### INSTRUCTION
Every line below is to be quoted exactly, with nothing added or dropped.

--- Start MATERIAL SUPPLIED ---

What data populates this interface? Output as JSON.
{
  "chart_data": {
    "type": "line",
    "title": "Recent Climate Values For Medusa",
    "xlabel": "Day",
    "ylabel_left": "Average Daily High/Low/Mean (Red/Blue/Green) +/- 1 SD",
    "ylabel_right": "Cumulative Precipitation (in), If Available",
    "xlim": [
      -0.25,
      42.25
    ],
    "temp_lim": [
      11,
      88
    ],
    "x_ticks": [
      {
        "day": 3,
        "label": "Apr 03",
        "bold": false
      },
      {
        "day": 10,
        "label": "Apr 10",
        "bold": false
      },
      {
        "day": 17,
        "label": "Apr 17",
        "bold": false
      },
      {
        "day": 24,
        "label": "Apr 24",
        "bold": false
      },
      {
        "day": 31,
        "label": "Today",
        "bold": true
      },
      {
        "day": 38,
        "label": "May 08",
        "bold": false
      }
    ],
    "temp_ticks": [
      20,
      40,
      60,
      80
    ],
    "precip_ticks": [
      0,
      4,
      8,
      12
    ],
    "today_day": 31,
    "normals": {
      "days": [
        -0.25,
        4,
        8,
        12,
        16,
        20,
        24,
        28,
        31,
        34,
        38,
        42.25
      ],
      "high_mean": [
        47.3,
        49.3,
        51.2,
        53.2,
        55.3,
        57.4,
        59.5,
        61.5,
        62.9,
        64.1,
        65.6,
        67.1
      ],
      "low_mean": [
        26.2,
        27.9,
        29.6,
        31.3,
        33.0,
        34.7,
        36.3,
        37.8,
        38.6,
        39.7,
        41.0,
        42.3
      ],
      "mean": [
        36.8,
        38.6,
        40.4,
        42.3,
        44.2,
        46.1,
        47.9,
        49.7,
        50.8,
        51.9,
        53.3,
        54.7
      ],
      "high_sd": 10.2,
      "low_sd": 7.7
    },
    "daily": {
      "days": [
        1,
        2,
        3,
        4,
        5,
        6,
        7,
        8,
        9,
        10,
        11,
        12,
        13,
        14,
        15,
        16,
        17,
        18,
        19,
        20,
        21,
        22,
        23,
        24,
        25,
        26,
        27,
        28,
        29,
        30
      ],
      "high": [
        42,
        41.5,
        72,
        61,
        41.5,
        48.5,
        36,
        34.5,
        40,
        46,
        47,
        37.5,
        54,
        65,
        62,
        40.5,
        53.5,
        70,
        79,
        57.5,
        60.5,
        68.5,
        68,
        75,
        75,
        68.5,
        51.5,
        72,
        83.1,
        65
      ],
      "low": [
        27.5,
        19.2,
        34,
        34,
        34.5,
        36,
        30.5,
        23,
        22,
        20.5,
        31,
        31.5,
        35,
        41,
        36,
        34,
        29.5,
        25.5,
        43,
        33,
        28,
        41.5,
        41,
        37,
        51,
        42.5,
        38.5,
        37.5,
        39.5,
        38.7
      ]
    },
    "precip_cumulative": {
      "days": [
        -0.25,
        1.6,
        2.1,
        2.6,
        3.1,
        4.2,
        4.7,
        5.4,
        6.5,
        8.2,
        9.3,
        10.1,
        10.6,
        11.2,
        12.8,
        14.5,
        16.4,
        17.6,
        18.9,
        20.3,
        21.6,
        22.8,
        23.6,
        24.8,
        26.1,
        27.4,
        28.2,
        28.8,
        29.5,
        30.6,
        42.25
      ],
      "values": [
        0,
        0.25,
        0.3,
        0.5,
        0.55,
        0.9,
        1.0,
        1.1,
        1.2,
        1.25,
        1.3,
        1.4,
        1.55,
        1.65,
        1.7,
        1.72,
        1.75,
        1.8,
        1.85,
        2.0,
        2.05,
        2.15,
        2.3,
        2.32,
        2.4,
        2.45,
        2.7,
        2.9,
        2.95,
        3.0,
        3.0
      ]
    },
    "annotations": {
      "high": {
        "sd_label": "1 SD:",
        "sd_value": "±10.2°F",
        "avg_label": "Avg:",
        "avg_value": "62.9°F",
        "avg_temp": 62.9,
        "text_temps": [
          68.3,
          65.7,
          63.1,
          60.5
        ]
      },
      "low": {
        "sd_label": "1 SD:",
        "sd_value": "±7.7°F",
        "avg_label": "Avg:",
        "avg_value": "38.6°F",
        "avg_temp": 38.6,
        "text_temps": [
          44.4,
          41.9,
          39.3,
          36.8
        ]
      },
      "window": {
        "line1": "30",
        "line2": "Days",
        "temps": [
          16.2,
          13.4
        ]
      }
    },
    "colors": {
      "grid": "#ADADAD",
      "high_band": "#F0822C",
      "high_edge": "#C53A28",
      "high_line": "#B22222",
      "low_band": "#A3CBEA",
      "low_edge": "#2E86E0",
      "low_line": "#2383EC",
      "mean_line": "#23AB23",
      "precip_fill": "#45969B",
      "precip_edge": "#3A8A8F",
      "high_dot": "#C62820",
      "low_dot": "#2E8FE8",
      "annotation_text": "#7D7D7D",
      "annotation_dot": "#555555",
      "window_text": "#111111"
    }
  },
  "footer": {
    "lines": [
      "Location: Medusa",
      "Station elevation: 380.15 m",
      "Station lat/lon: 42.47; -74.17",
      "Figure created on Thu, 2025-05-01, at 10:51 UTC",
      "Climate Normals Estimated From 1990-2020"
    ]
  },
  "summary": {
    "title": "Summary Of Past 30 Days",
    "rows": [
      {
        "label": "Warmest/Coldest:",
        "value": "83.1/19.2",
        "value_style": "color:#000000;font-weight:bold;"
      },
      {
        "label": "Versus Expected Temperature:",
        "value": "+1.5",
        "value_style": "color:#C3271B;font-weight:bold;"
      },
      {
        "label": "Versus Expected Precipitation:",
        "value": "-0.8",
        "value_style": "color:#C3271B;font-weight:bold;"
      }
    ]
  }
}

--- End MATERIAL SUPPLIED ---

### FINAL RESULT
What data populates this interface? Output as JSON.
{
  "chart_data": {
    "type": "line",
    "title": "Recent Climate Values For Medusa",
    "xlabel": "Day",
    "ylabel_left": "Average Daily High/Low/Mean (Red/Blue/Green) +/- 1 SD",
    "ylabel_right": "Cumulative Precipitation (in), If Available",
    "xlim": [
      -0.25,
      42.25
    ],
    "temp_lim": [
      11,
      88
    ],
    "x_ticks": [
      {
        "day": 3,
        "label": "Apr 03",
        "bold": false
      },
      {
        "day": 10,
        "label": "Apr 10",
        "bold": false
      },
      {
        "day": 17,
        "label": "Apr 17",
        "bold": false
      },
      {
        "day": 24,
        "label": "Apr 24",
        "bold": false
      },
      {
        "day": 31,
        "label": "Today",
        "bold": true
      },
      {
        "day": 38,
        "label": "May 08",
        "bold": false
      }
    ],
    "temp_ticks": [
      20,
      40,
      60,
      80
    ],
    "precip_ticks": [
      0,
      4,
      8,
      12
    ],
    "today_day": 31,
    "normals": {
      "days": [
        -0.25,
        4,
        8,
        12,
        16,
        20,
        24,
        28,
        31,
        34,
        38,
        42.25
      ],
      "high_mean": [
        47.3,
        49.3,
        51.2,
        53.2,
        55.3,
        57.4,
        59.5,
        61.5,
        62.9,
        64.1,
        65.6,
        67.1
      ],
      "low_mean": [
        26.2,
        27.9,
        29.6,
        31.3,
        33.0,
        34.7,
        36.3,
        37.8,
        38.6,
        39.7,
        41.0,
        42.3
      ],
      "mean": [
        36.8,
        38.6,
        40.4,
        42.3,
        44.2,
        46.1,
        47.9,
        49.7,
        50.8,
        51.9,
        53.3,
        54.7
      ],
      "high_sd": 10.2,
      "low_sd": 7.7
    },
    "daily": {
      "days": [
        1,
        2,
        3,
        4,
        5,
        6,
        7,
        8,
        9,
        10,
        11,
        12,
        13,
        14,
        15,
        16,
        17,
        18,
        19,
        20,
        21,
        22,
        23,
        24,
        25,
        26,
        27,
        28,
        29,
        30
      ],
      "high": [
        42,
        41.5,
        72,
        61,
        41.5,
        48.5,
        36,
        34.5,
        40,
        46,
        47,
        37.5,
        54,
        65,
        62,
        40.5,
        53.5,
        70,
        79,
        57.5,
        60.5,
        68.5,
        68,
        75,
        75,
        68.5,
        51.5,
        72,
        83.1,
        65
      ],
      "low": [
        27.5,
        19.2,
        34,
        34,
        34.5,
        36,
        30.5,
        23,
        22,
        20.5,
        31,
        31.5,
        35,
        41,
        36,
        34,
        29.5,
        25.5,
        43,
        33,
        28,
        41.5,
        41,
        37,
        51,
        42.5,
        38.5,
        37.5,
        39.5,
        38.7
      ]
    },
    "precip_cumulative": {
      "days": [
        -0.25,
        1.6,
        2.1,
        2.6,
        3.1,
        4.2,
        4.7,
        5.4,
        6.5,
        8.2,
        9.3,
        10.1,
        10.6,
        11.2,
        12.8,
        14.5,
        16.4,
        17.6,
        18.9,
        20.3,
        21.6,
        22.8,
        23.6,
        24.8,
        26.1,
        27.4,
        28.2,
        28.8,
        29.5,
        30.6,
        42.25
      ],
      "values": [
        0,
        0.25,
        0.3,
        0.5,
        0.55,
        0.9,
        1.0,
        1.1,
        1.2,
        1.25,
        1.3,
        1.4,
        1.55,
        1.65,
        1.7,
        1.72,
        1.75,
        1.8,
        1.85,
        2.0,
        2.05,
        2.15,
        2.3,
        2.32,
        2.4,
        2.45,
        2.7,
        2.9,
        2.95,
        3.0,
        3.0
      ]
    },
    "annotations": {
      "high": {
        "sd_label": "1 SD:",
        "sd_value": "±10.2°F",
        "avg_label": "Avg:",
        "avg_value": "62.9°F",
        "avg_temp": 62.9,
        "text_temps": [
          68.3,
          65.7,
          63.1,
          60.5
        ]
      },
      "low": {
        "sd_label": "1 SD:",
        "sd_value": "±7.7°F",
        "avg_label": "Avg:",
        "avg_value": "38.6°F",
        "avg_temp": 38.6,
        "text_temps": [
          44.4,
          41.9,
          39.3,
          36.8
        ]
      },
      "window": {
        "line1": "30",
        "line2": "Days",
        "temps": [
          16.2,
          13.4
        ]
      }
    },
    "colors": {
      "grid": "#ADADAD",
      "high_band": "#F0822C",
      "high_edge": "#C53A28",
      "high_line": "#B22222",
      "low_band": "#A3CBEA",
      "low_edge": "#2E86E0",
      "low_line": "#2383EC",
      "mean_line": "#23AB23",
      "precip_fill": "#45969B",
      "precip_edge": "#3A8A8F",
      "high_dot": "#C62820",
      "low_dot": "#2E8FE8",
      "annotation_text": "#7D7D7D",
      "annotation_dot": "#555555",
      "window_text": "#111111"
    }
  },
  "footer": {
    "lines": [
      "Location: Medusa",
      "Station elevation: 380.15 m",
      "Station lat/lon: 42.47; -74.17",
      "Figure created on Thu, 2025-05-01, at 10:51 UTC",
      "Climate Normals Estimated From 1990-2020"
    ]
  },
  "summary": {
    "title": "Summary Of Past 30 Days",
    "rows": [
      {
        "label": "Warmest/Coldest:",
        "value": "83.1/19.2",
        "value_style": "color:#000000;font-weight:bold;"
      },
      {
        "label": "Versus Expected Temperature:",
        "value": "+1.5",
        "value_style": "color:#C3271B;font-weight:bold;"
      },
      {
        "label": "Versus Expected Precipitation:",
        "value": "-0.8",
        "value_style": "color:#C3271B;font-weight:bold;"
      }
    ]
  }
}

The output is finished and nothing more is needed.